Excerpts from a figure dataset
● ● ● ●

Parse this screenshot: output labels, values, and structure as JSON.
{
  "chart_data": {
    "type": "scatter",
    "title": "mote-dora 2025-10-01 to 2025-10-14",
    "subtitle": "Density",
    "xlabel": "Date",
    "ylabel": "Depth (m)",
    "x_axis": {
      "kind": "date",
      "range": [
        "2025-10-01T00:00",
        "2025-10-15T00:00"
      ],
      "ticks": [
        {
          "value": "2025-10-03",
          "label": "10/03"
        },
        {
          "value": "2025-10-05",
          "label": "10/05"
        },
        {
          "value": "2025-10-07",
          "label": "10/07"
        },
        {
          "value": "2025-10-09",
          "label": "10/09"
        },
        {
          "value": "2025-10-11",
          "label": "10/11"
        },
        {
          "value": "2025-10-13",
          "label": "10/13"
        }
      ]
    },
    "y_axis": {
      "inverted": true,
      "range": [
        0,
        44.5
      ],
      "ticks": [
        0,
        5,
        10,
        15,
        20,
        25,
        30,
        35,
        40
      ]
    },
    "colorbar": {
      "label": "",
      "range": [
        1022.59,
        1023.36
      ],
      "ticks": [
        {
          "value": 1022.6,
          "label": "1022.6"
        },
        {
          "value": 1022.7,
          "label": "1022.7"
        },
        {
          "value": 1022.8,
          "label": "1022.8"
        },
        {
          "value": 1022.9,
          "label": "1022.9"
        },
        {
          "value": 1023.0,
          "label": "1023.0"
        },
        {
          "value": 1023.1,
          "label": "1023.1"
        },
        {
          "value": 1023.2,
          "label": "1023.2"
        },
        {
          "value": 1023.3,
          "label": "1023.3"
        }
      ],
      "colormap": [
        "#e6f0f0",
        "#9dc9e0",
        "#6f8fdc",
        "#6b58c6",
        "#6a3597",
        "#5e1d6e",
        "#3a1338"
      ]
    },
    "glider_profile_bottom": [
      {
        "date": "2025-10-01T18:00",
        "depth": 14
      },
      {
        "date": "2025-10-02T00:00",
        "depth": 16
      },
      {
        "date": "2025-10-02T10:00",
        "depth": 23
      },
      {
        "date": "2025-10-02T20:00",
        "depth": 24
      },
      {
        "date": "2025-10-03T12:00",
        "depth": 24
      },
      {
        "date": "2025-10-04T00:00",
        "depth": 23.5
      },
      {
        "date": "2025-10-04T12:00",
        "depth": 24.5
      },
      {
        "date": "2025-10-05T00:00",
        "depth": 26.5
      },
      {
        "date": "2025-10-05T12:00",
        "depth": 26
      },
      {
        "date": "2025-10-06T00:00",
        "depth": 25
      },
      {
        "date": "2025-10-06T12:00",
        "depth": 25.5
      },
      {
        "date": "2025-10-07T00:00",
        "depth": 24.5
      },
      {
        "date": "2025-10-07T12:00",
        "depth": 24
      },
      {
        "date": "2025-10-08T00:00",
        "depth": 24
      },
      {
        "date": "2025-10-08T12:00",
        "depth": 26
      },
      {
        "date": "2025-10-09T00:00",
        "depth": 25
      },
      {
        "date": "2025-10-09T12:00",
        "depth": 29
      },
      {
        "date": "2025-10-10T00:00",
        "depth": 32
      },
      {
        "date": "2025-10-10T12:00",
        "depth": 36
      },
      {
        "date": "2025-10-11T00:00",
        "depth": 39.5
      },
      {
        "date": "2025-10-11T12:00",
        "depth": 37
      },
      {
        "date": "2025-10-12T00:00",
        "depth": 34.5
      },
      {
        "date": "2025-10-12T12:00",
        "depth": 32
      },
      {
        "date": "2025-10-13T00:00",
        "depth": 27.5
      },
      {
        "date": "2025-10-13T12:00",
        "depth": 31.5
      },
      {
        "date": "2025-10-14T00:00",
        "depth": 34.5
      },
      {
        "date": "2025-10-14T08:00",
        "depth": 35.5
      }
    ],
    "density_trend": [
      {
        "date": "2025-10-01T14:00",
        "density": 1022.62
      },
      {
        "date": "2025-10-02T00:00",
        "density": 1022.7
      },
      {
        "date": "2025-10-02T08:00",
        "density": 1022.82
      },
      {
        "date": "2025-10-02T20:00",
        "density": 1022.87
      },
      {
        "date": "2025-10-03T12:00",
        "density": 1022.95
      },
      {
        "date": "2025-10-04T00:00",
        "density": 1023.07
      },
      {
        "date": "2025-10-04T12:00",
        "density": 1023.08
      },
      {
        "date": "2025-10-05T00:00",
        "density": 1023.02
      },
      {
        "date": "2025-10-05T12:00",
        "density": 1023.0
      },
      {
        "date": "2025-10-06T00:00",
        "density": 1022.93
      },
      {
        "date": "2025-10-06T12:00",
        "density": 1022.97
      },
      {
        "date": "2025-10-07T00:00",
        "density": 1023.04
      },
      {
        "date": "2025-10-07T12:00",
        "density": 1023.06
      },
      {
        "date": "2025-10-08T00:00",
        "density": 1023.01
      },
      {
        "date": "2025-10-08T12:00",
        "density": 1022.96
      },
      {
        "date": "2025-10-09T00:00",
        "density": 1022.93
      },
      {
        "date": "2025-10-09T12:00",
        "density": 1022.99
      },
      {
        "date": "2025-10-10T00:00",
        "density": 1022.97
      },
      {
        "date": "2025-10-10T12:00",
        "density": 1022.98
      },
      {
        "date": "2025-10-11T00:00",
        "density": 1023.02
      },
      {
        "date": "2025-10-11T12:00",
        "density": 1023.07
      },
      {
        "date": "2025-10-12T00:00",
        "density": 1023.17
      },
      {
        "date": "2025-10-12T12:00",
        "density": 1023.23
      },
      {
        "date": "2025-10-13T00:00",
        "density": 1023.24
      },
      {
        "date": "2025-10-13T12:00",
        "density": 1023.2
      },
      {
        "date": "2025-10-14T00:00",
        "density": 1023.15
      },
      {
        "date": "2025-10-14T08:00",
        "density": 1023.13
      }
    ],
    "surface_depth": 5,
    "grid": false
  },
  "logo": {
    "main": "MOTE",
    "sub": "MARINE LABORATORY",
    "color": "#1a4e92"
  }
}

● ● ● ●

**WORK REQUIRED**.
Reproduce each entry exactly, leaving out nothing.

**SOLVED EXERCISE**.
Parse this screenshot: output labels, values, and structure as JSON.
{
  "chart_data": {
    "type": "scatter",
    "title": "mote-dora 2025-10-01 to 2025-10-14",
    "subtitle": "Density",
    "xlabel": "Date",
    "ylabel": "Depth (m)",
    "x_axis": {
      "kind": "date",
      "range": [
        "2025-10-01T00:00",
        "2025-10-15T00:00"
      ],
      "ticks": [
        {
          "value": "2025-10-03",
          "label": "10/03"
        },
        {
          "value": "2025-10-05",
          "label": "10/05"
        },
        {
          "value": "2025-10-07",
          "label": "10/07"
        },
        {
          "value": "2025-10-09",
          "label": "10/09"
        },
        {
          "value": "2025-10-11",
          "label": "10/11"
        },
        {
          "value": "2025-10-13",
          "label": "10/13"
        }
      ]
    },
    "y_axis": {
      "inverted": true,
      "range": [
        0,
        44.5
      ],
      "ticks": [
        0,
        5,
        10,
        15,
        20,
        25,
        30,
        35,
        40
      ]
    },
    "colorbar": {
      "label": "",
      "range": [
        1022.59,
        1023.36
      ],
      "ticks": [
        {
          "value": 1022.6,
          "label": "1022.6"
        },
        {
          "value": 1022.7,
          "label": "1022.7"
        },
        {
          "value": 1022.8,
          "label": "1022.8"
        },
        {
          "value": 1022.9,
          "label": "1022.9"
        },
        {
          "value": 1023.0,
          "label": "1023.0"
        },
        {
          "value": 1023.1,
          "label": "1023.1"
        },
        {
          "value": 1023.2,
          "label": "1023.2"
        },
        {
          "value": 1023.3,
          "label": "1023.3"
        }
      ],
      "colormap": [
        "#e6f0f0",
        "#9dc9e0",
        "#6f8fdc",
        "#6b58c6",
        "#6a3597",
        "#5e1d6e",
        "#3a1338"
      ]
    },
    "glider_profile_bottom": [
      {
        "date": "2025-10-01T18:00",
        "depth": 14
      },
      {
        "date": "2025-10-02T00:00",
        "depth": 16
      },
      {
        "date": "2025-10-02T10:00",
        "depth": 23
      },
      {
        "date": "2025-10-02T20:00",
        "depth": 24
      },
      {
        "date": "2025-10-03T12:00",
        "depth": 24
      },
      {
        "date": "2025-10-04T00:00",
        "depth": 23.5
      },
      {
        "date": "2025-10-04T12:00",
        "depth": 24.5
      },
      {
        "date": "2025-10-05T00:00",
        "depth": 26.5
      },
      {
        "date": "2025-10-05T12:00",
        "depth": 26
      },
      {
        "date": "2025-10-06T00:00",
        "depth": 25
      },
      {
        "date": "2025-10-06T12:00",
        "depth": 25.5
      },
      {
        "date": "2025-10-07T00:00",
        "depth": 24.5
      },
      {
        "date": "2025-10-07T12:00",
        "depth": 24
      },
      {
        "date": "2025-10-08T00:00",
        "depth": 24
      },
      {
        "date": "2025-10-08T12:00",
        "depth": 26
      },
      {
        "date": "2025-10-09T00:00",
        "depth": 25
      },
      {
        "date": "2025-10-09T12:00",
        "depth": 29
      },
      {
        "date": "2025-10-10T00:00",
        "depth": 32
      },
      {
        "date": "2025-10-10T12:00",
        "depth": 36
      },
      {
        "date": "2025-10-11T00:00",
        "depth": 39.5
      },
      {
        "date": "2025-10-11T12:00",
        "depth": 37
      },
      {
        "date": "2025-10-12T00:00",
        "depth": 34.5
      },
      {
        "date": "2025-10-12T12:00",
        "depth": 32
      },
      {
        "date": "2025-10-13T00:00",
        "depth": 27.5
      },
      {
        "date": "2025-10-13T12:00",
        "depth": 31.5
      },
      {
        "date": "2025-10-14T00:00",
        "depth": 34.5
      },
      {
        "date": "2025-10-14T08:00",
        "depth": 35.5
      }
    ],
    "density_trend": [
      {
        "date": "2025-10-01T14:00",
        "density": 1022.62
      },
      {
        "date": "2025-10-02T00:00",
        "density": 1022.7
      },
      {
        "date": "2025-10-02T08:00",
        "density": 1022.82
      },
      {
        "date": "2025-10-02T20:00",
        "density": 1022.87
      },
      {
        "date": "2025-10-03T12:00",
        "density": 1022.95
      },
      {
        "date": "2025-10-04T00:00",
        "density": 1023.07
      },
      {
        "date": "2025-10-04T12:00",
        "density": 1023.08
      },
      {
        "date": "2025-10-05T00:00",
        "density": 1023.02
      },
      {
        "date": "2025-10-05T12:00",
        "density": 1023.0
      },
      {
        "date": "2025-10-06T00:00",
        "density": 1022.93
      },
      {
        "date": "2025-10-06T12:00",
        "density": 1022.97
      },
      {
        "date": "2025-10-07T00:00",
        "density": 1023.04
      },
      {
        "date": "2025-10-07T12:00",
        "density": 1023.06
      },
      {
        "date": "2025-10-08T00:00",
        "density": 1023.01
      },
      {
        "date": "2025-10-08T12:00",
        "density": 1022.96
      },
      {
        "date": "2025-10-09T00:00",
        "density": 1022.93
      },
      {
        "date": "2025-10-09T12:00",
        "density": 1022.99
      },
      {
        "date": "2025-10-10T00:00",
        "density": 1022.97
      },
      {
        "date": "2025-10-10T12:00",
        "density": 1022.98
      },
      {
        "date": "2025-10-11T00:00",
        "density": 1023.02
      },
      {
        "date": "2025-10-11T12:00",
        "density": 1023.07
      },
      {
        "date": "2025-10-12T00:00",
        "density": 1023.17
      },
      {
        "date": "2025-10-12T12:00",
        "density": 1023.23
      },
      {
        "date": "2025-10-13T00:00",
        "density": 1023.24
      },
      {
        "date": "2025-10-13T12:00",
        "density": 1023.2
      },
      {
        "date": "2025-10-14T00:00",
        "density": 1023.15
      },
      {
        "date": "2025-10-14T08:00",
        "density": 1023.13
      }
    ],
    "surface_depth": 5,
    "grid": false
  },
  "logo": {
    "main": "MOTE",
    "sub": "MARINE LABORATORY",
    "color": "#1a4e92"
  }
}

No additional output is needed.